Rows from a dataset
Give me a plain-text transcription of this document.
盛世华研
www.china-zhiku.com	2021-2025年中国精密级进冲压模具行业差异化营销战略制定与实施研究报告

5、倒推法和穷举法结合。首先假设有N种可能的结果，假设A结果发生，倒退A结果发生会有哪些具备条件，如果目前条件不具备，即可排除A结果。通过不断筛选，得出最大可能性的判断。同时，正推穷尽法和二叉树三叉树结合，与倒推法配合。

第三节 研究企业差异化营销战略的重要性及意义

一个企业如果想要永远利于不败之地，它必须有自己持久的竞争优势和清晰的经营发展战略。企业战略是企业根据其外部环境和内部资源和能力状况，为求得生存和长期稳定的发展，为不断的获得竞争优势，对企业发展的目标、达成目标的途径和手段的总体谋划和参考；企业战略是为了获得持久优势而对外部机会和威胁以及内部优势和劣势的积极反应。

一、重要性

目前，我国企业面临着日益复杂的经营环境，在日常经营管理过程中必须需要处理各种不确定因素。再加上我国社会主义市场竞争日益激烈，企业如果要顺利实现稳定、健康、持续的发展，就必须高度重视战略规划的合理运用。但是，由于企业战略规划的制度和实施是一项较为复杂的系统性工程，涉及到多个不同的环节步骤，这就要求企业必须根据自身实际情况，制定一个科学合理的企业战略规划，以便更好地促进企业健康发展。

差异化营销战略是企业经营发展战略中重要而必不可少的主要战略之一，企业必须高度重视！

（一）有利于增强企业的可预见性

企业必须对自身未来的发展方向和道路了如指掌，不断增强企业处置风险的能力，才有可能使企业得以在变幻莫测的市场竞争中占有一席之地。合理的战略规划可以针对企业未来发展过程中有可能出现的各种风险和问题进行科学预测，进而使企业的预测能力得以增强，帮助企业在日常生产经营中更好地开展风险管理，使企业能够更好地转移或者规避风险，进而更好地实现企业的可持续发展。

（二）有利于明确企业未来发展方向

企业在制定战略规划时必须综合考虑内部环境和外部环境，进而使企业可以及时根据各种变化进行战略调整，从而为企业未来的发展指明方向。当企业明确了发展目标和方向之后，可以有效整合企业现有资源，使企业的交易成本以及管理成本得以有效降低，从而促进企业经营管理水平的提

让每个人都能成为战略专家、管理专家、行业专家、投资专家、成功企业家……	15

● **What is needed**:
Restate the data above exactly, keeping each word as it stands.

● **Correct result**:
Give me a plain-text transcription of this document.
盛世华研
www.china-zhiku.com	2021-2025年中国精密级进冲压模具行业差异化营销战略制定与实施研究报告

5、倒推法和穷举法结合。首先假设有N种可能的结果，假设A结果发生，倒退A结果发生会有哪些具备条件，如果目前条件不具备，即可排除A结果。通过不断筛选，得出最大可能性的判断。同时，正推穷尽法和二叉树三叉树结合，与倒推法配合。

第三节 研究企业差异化营销战略的重要性及意义

一个企业如果想要永远利于不败之地，它必须有自己持久的竞争优势和清晰的经营发展战略。企业战略是企业根据其外部环境和内部资源和能力状况，为求得生存和长期稳定的发展，为不断的获得竞争优势，对企业发展的目标、达成目标的途径和手段的总体谋划和参考；企业战略是为了获得持久优势而对外部机会和威胁以及内部优势和劣势的积极反应。

一、重要性

目前，我国企业面临着日益复杂的经营环境，在日常经营管理过程中必须需要处理各种不确定因素。再加上我国社会主义市场竞争日益激烈，企业如果要顺利实现稳定、健康、持续的发展，就必须高度重视战略规划的合理运用。但是，由于企业战略规划的制度和实施是一项较为复杂的系统性工程，涉及到多个不同的环节步骤，这就要求企业必须根据自身实际情况，制定一个科学合理的企业战略规划，以便更好地促进企业健康发展。

差异化营销战略是企业经营发展战略中重要而必不可少的主要战略之一，企业必须高度重视！

（一）有利于增强企业的可预见性

企业必须对自身未来的发展方向和道路了如指掌，不断增强企业处置风险的能力，才有可能使企业得以在变幻莫测的市场竞争中占有一席之地。合理的战略规划可以针对企业未来发展过程中有可能出现的各种风险和问题进行科学预测，进而使企业的预测能力得以增强，帮助企业在日常生产经营中更好地开展风险管理，使企业能够更好地转移或者规避风险，进而更好地实现企业的可持续发展。

（二）有利于明确企业未来发展方向

企业在制定战略规划时必须综合考虑内部环境和外部环境，进而使企业可以及时根据各种变化进行战略调整，从而为企业未来的发展指明方向。当企业明确了发展目标和方向之后，可以有效整合企业现有资源，使企业的交易成本以及管理成本得以有效降低，从而促进企业经营管理水平的提

让每个人都能成为战略专家、管理专家、行业专家、投资专家、成功企业家……	15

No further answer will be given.